> **Exercise brief**: Make an exact copy of every entry, leaving the pictures out.

━━━━━━

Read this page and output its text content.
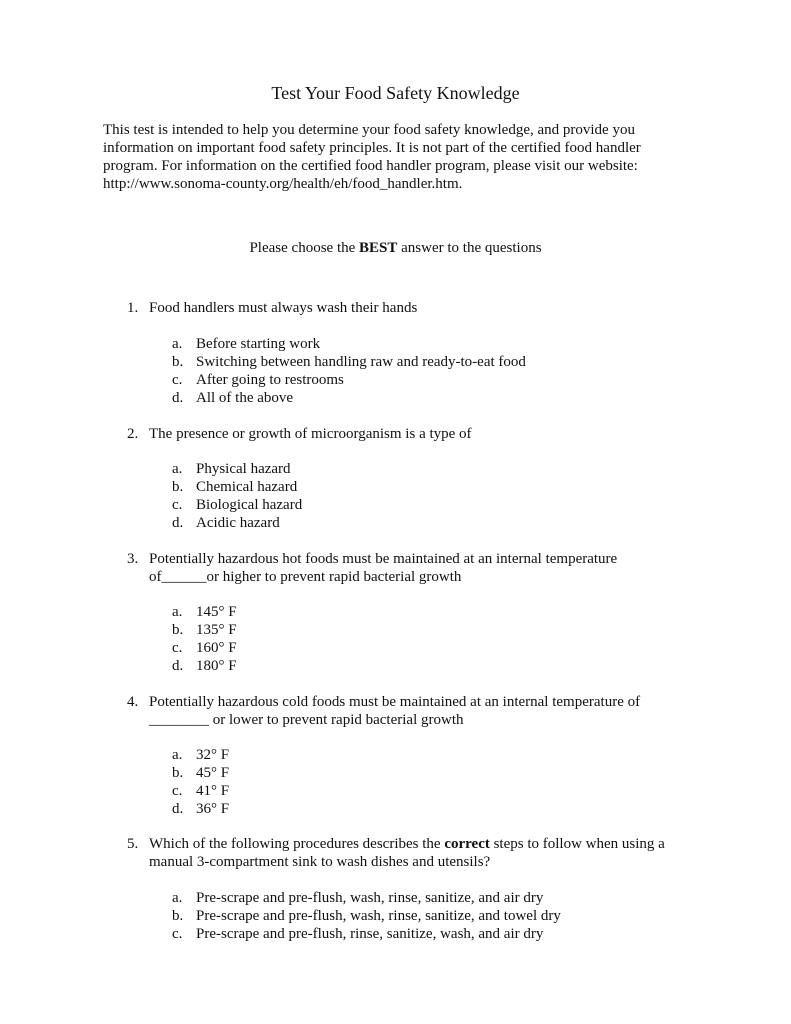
Test Your Food Safety Knowledge
This test is intended to help you determine your food safety knowledge, and provide you
information on important food safety principles. It is not part of the certified food handler
program. For information on the certified food handler program, please visit our website:
http://www.sonoma-county.org/health/eh/food_handler.htm.
Please choose the BEST answer to the questions
1. Food handlers must always wash their hands
a. Before starting work
b. Switching between handling raw and ready-to-eat food
c. After going to restrooms
d. All of the above
2. The presence or growth of microorganism is a type of
a. Physical hazard
b. Chemical hazard
c. Biological hazard
d. Acidic hazard
3. Potentially hazardous hot foods must be maintained at an internal temperature
of______or higher to prevent rapid bacterial growth
a. 145° F
b. 135° F
c. 160° F
d. 180° F
4. Potentially hazardous cold foods must be maintained at an internal temperature of
________ or lower to prevent rapid bacterial growth
a. 32° F
b. 45° F
c. 41° F
d. 36° F
5. Which of the following procedures describes the correct steps to follow when using a
manual 3-compartment sink to wash dishes and utensils?
a. Pre-scrape and pre-flush, wash, rinse, sanitize, and air dry
b. Pre-scrape and pre-flush, wash, rinse, sanitize, and towel dry
c. Pre-scrape and pre-flush, rinse, sanitize, wash, and air dry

━━━━━━

> **Task output**:
Read this page and output its text content.
Test Your Food Safety Knowledge
This test is intended to help you determine your food safety knowledge, and provide you
information on important food safety principles. It is not part of the certified food handler
program. For information on the certified food handler program, please visit our website:
http://www.sonoma-county.org/health/eh/food_handler.htm.
Please choose the BEST answer to the questions
1. Food handlers must always wash their hands
a. Before starting work
b. Switching between handling raw and ready-to-eat food
c. After going to restrooms
d. All of the above
2. The presence or growth of microorganism is a type of
a. Physical hazard
b. Chemical hazard
c. Biological hazard
d. Acidic hazard
3. Potentially hazardous hot foods must be maintained at an internal temperature
of______or higher to prevent rapid bacterial growth
a. 145° F
b. 135° F
c. 160° F
d. 180° F
4. Potentially hazardous cold foods must be maintained at an internal temperature of
________ or lower to prevent rapid bacterial growth
a. 32° F
b. 45° F
c. 41° F
d. 36° F
5. Which of the following procedures describes the correct steps to follow when using a
manual 3-compartment sink to wash dishes and utensils?
a. Pre-scrape and pre-flush, wash, rinse, sanitize, and air dry
b. Pre-scrape and pre-flush, wash, rinse, sanitize, and towel dry
c. Pre-scrape and pre-flush, rinse, sanitize, wash, and air dry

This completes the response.